■ Texto proporcionado:

-Recuerdo la temporada 2015-16 en el Sevilla FC, jugando las tres competiciones hasta el final. Con tantos partidos intersemanales, el hecho de jugar el domingo a las 21:00 en lugar de a las 19:00 era un detalle más relevante de lo que parecía. En esas circunstancias, dos horas son importantísimas, pues se dispone de tan poco margen entre partido y partido que ese descanso adicional que te proporciona el calendario se agradece en la planificación de recuperación de los jugadores. A este nivel cada detalle que se controla es muy importante.

-¿Cuáles son las claves físicas, nutricionales o anímicas para ese descanso mínimo entre partido y partido?

■ Filas extraídas:
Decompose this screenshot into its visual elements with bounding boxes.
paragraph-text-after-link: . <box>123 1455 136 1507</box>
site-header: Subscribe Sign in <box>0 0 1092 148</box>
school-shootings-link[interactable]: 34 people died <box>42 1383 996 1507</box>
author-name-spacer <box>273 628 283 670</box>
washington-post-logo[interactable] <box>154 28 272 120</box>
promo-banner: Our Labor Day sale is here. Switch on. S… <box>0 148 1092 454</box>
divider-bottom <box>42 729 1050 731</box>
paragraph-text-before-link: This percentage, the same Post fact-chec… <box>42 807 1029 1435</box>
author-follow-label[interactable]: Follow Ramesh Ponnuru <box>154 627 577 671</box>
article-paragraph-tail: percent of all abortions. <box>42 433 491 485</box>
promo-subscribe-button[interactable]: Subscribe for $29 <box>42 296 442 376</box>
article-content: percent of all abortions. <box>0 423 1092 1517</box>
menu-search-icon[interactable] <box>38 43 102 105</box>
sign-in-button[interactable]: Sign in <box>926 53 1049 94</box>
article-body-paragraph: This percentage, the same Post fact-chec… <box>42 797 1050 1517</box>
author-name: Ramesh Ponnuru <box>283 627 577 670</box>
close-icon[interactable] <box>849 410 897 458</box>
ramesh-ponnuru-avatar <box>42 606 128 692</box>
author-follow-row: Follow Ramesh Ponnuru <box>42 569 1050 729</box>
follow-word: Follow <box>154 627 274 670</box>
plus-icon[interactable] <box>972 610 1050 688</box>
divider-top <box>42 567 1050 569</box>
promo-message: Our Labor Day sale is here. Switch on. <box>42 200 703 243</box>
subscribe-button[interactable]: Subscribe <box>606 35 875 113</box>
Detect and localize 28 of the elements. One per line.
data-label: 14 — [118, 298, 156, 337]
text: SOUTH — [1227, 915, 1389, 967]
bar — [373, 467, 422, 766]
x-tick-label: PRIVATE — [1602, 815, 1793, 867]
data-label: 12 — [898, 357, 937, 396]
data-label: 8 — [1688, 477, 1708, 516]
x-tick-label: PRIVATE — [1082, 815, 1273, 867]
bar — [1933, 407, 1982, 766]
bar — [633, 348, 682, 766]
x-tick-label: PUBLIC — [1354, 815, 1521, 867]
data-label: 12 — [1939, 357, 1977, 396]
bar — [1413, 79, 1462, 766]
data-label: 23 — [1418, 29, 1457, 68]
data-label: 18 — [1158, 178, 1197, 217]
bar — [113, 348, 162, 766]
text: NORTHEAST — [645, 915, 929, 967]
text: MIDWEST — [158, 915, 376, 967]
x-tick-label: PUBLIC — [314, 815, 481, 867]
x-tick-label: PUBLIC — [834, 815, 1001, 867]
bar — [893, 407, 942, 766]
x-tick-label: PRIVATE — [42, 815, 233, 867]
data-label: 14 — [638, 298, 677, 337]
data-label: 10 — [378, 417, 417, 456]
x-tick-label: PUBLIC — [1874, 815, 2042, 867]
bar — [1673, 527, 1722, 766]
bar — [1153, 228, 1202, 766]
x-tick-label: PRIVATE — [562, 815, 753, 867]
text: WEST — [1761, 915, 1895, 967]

■ Trabajo requerido:
En el texto proporcionado, ¿a qué hora del domingo se menciona jugar en lugar de a las 19:00 durante la temporada 2015-16 en el Sevilla FC?

■ Respuesta escrita:
A las 21:00.